**Extracted records:**
- - - -

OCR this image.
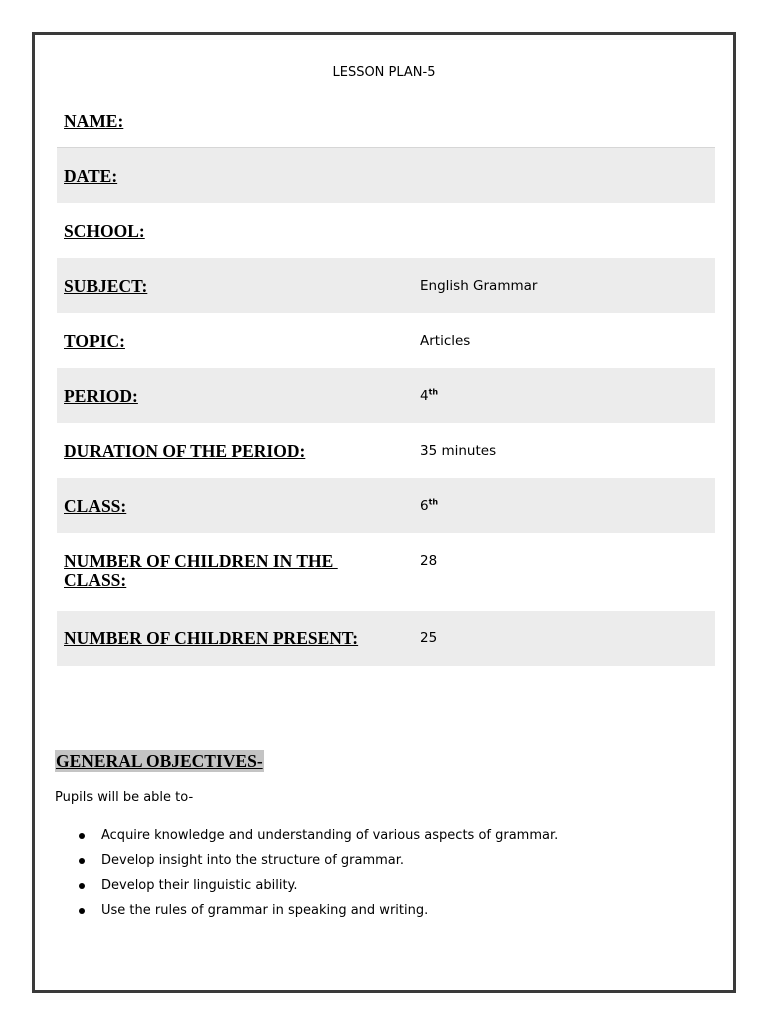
LESSON PLAN-5
NAME:
DATE:
SCHOOL:
SUBJECT:	English Grammar
TOPIC:	Articles
PERIOD:	4th
DURATION OF THE PERIOD:	35 minutes
CLASS:	6th
NUMBER OF CHILDREN IN THE
CLASS:
28
NUMBER OF CHILDREN PRESENT:	25
GENERAL OBJECTIVES-
Pupils will be able to-
Acquire knowledge and understanding of various aspects of grammar.
Develop insight into the structure of grammar.
Develop their linguistic ability.
Use the rules of grammar in speaking and writing.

- - - -

**What is being asked:**
Leave out the pictures and give the listing above again exactly.

**Correct result:**
OCR this image.
LESSON PLAN-5
NAME:
DATE:
SCHOOL:
SUBJECT:	English Grammar
TOPIC:	Articles
PERIOD:	4th
DURATION OF THE PERIOD:	35 minutes
CLASS:	6th
NUMBER OF CHILDREN IN THE
CLASS:
28
NUMBER OF CHILDREN PRESENT:	25
GENERAL OBJECTIVES-
Pupils will be able to-
Acquire knowledge and understanding of various aspects of grammar.
Develop insight into the structure of grammar.
Develop their linguistic ability.
Use the rules of grammar in speaking and writing.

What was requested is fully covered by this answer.